### Stated problem:
Using the records below, give the number of lines where the word "JSON" appears, with no further output.

# Start of Information provided

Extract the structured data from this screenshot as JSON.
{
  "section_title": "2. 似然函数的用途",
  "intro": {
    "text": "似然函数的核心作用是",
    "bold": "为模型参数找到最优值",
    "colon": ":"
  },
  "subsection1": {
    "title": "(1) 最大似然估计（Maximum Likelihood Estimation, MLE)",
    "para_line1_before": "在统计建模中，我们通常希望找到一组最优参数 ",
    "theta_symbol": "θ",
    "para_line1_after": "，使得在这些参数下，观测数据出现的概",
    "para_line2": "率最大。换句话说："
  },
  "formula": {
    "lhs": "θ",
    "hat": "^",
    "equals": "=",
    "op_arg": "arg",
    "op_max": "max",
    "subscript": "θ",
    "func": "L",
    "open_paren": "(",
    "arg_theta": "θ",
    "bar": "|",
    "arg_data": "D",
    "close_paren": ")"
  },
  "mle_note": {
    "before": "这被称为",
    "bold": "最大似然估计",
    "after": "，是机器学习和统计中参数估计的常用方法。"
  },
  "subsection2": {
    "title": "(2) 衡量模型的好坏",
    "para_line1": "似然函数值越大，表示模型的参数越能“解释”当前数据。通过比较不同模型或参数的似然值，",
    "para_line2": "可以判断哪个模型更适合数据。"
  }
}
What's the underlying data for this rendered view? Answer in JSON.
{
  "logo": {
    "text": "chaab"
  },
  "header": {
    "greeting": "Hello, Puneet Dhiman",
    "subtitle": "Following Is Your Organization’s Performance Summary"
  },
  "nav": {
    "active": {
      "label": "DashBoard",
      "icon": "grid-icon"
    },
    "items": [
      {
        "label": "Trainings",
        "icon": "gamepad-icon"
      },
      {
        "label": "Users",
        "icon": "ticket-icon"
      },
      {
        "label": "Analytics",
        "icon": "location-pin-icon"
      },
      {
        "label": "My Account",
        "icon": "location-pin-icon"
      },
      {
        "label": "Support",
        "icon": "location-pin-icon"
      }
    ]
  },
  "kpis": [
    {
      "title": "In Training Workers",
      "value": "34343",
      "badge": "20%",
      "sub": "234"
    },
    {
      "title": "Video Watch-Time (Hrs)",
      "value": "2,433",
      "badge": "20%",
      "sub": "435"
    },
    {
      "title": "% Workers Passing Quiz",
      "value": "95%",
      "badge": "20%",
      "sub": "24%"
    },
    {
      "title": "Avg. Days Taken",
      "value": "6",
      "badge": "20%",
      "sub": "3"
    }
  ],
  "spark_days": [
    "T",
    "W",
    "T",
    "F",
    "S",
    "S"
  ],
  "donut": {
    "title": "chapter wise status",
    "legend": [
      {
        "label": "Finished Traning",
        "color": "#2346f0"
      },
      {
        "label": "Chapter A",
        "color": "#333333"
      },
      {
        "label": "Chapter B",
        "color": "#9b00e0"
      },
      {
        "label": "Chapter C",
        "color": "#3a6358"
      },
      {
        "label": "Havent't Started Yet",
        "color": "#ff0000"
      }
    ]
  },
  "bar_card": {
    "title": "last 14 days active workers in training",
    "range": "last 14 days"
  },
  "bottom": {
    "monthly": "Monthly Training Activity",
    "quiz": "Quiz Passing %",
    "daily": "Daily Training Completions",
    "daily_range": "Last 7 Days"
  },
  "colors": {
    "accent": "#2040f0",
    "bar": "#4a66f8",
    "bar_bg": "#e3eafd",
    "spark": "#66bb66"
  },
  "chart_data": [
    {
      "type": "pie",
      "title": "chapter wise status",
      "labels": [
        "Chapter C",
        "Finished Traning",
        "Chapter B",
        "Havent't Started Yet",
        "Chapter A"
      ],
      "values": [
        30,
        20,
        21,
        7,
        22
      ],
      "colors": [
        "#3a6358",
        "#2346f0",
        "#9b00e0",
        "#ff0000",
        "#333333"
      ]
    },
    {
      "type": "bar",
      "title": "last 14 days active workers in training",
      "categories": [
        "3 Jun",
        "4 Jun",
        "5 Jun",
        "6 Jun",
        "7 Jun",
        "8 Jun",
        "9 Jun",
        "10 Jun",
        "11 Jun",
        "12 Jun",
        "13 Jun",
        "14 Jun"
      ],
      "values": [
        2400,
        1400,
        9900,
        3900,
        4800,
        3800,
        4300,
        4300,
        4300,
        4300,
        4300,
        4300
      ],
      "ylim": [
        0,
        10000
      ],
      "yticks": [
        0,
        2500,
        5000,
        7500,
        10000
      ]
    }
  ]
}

# End of Information provided

### The completed task:
2